> [TASK INPUT]:
** Begin **

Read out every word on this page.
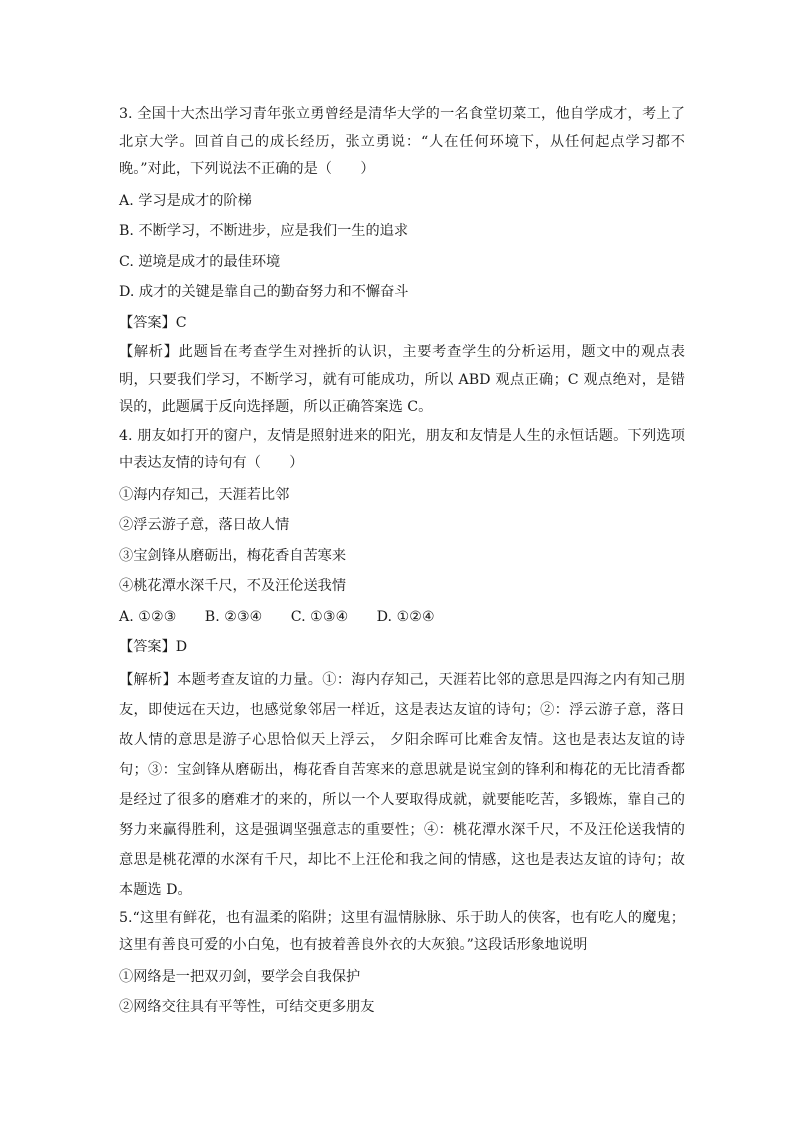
3. 全国十大杰出学习青年张立勇曾经是清华大学的一名食堂切菜工，他自学成才，考上了北京大学。回首自己的成长经历，张立勇说：“人在任何环境下，从任何起点学习都不晚。”对此，下列说法不正确的是（　　）

A. 学习是成才的阶梯

B. 不断学习，不断进步，应是我们一生的追求

C. 逆境是成才的最佳环境

D. 成才的关键是靠自己的勤奋努力和不懈奋斗

【答案】C

【解析】此题旨在考查学生对挫折的认识，主要考查学生的分析运用，题文中的观点表明，只要我们学习，不断学习，就有可能成功，所以 ABD 观点正确；C 观点绝对，是错误的，此题属于反向选择题，所以正确答案选 C。

4. 朋友如打开的窗户，友情是照射进来的阳光，朋友和友情是人生的永恒话题。下列选项中表达友情的诗句有（　　）

①海内存知己，天涯若比邻

②浮云游子意，落日故人情

③宝剑锋从磨砺出，梅花香自苦寒来

④桃花潭水深千尺，不及汪伦送我情

A. ①②③　　B. ②③④　　C. ①③④　　D. ①②④

【答案】D

【解析】本题考查友谊的力量。①：海内存知己，天涯若比邻的意思是四海之内有知己朋友，即使远在天边，也感觉象邻居一样近，这是表达友谊的诗句；②：浮云游子意，落日故人情的意思是游子心思恰似天上浮云， 夕阳余晖可比难舍友情。这也是表达友谊的诗句；③：宝剑锋从磨砺出，梅花香自苦寒来的意思就是说宝剑的锋利和梅花的无比清香都是经过了很多的磨难才的来的，所以一个人要取得成就，就要能吃苦，多锻炼，靠自己的努力来赢得胜利，这是强调坚强意志的重要性；④：桃花潭水深千尺，不及汪伦送我情的意思是桃花潭的水深有千尺，却比不上汪伦和我之间的情感，这也是表达友谊的诗句；故本题选 D。

5.“这里有鲜花，也有温柔的陷阱；这里有温情脉脉、乐于助人的侠客，也有吃人的魔鬼；这里有善良可爱的小白兔，也有披着善良外衣的大灰狼。”这段话形象地说明

①网络是一把双刃剑，要学会自我保护

②网络交往具有平等性，可结交更多朋友
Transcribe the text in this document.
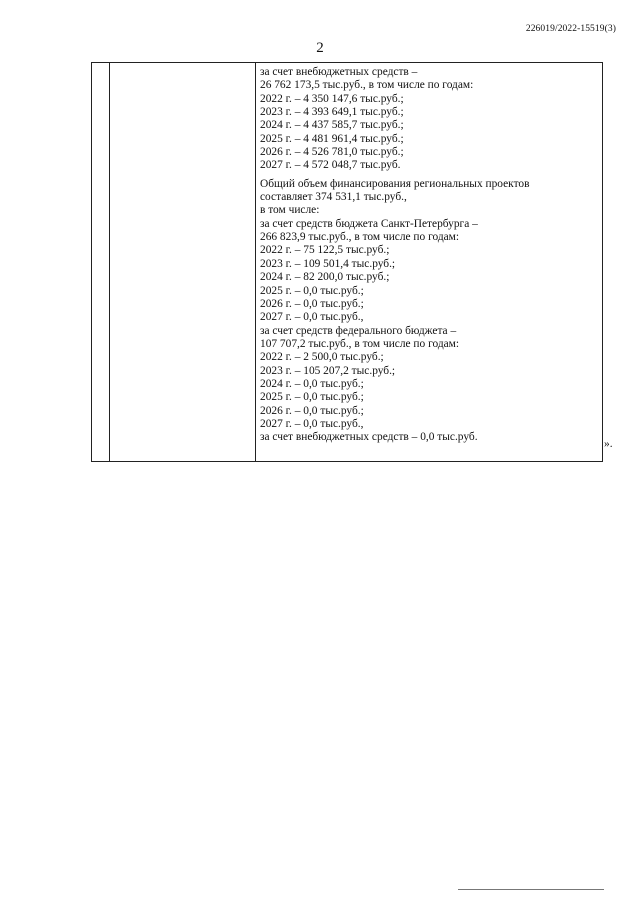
226019/2022-15519(3)
2
за счет внебюджетных средств –
26 762 173,5 тыс.руб., в том числе по годам:
2022 г. – 4 350 147,6 тыс.руб.;
2023 г. – 4 393 649,1 тыс.руб.;
2024 г. – 4 437 585,7 тыс.руб.;
2025 г. – 4 481 961,4 тыс.руб.;
2026 г. – 4 526 781,0 тыс.руб.;
2027 г. – 4 572 048,7 тыс.руб.
Общий объем финансирования региональных проектов
составляет 374 531,1 тыс.руб.,
в том числе:
за счет средств бюджета Санкт-Петербурга –
266 823,9 тыс.руб., в том числе по годам:
2022 г. – 75 122,5 тыс.руб.;
2023 г. – 109 501,4 тыс.руб.;
2024 г. – 82 200,0 тыс.руб.;
2025 г. – 0,0 тыс.руб.;
2026 г. – 0,0 тыс.руб.;
2027 г. – 0,0 тыс.руб.,
за счет средств федерального бюджета –
107 707,2 тыс.руб., в том числе по годам:
2022 г. – 2 500,0 тыс.руб.;
2023 г. – 105 207,2 тыс.руб.;
2024 г. – 0,0 тыс.руб.;
2025 г. – 0,0 тыс.руб.;
2026 г. – 0,0 тыс.руб.;
2027 г. – 0,0 тыс.руб.,
за счет внебюджетных средств – 0,0 тыс.руб.
».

** End **

> [SET TASK]:
Return verbatim every line from the line containing "Transcribe the text in this document." to the last line of the entries above, inclusive, and leave out the pictures.

> [EXPECTED ANSWER]:
Transcribe the text in this document.
226019/2022-15519(3)
2
за счет внебюджетных средств –
26 762 173,5 тыс.руб., в том числе по годам:
2022 г. – 4 350 147,6 тыс.руб.;
2023 г. – 4 393 649,1 тыс.руб.;
2024 г. – 4 437 585,7 тыс.руб.;
2025 г. – 4 481 961,4 тыс.руб.;
2026 г. – 4 526 781,0 тыс.руб.;
2027 г. – 4 572 048,7 тыс.руб.
Общий объем финансирования региональных проектов
составляет 374 531,1 тыс.руб.,
в том числе:
за счет средств бюджета Санкт-Петербурга –
266 823,9 тыс.руб., в том числе по годам:
2022 г. – 75 122,5 тыс.руб.;
2023 г. – 109 501,4 тыс.руб.;
2024 г. – 82 200,0 тыс.руб.;
2025 г. – 0,0 тыс.руб.;
2026 г. – 0,0 тыс.руб.;
2027 г. – 0,0 тыс.руб.,
за счет средств федерального бюджета –
107 707,2 тыс.руб., в том числе по годам:
2022 г. – 2 500,0 тыс.руб.;
2023 г. – 105 207,2 тыс.руб.;
2024 г. – 0,0 тыс.руб.;
2025 г. – 0,0 тыс.руб.;
2026 г. – 0,0 тыс.руб.;
2027 г. – 0,0 тыс.руб.,
за счет внебюджетных средств – 0,0 тыс.руб.
».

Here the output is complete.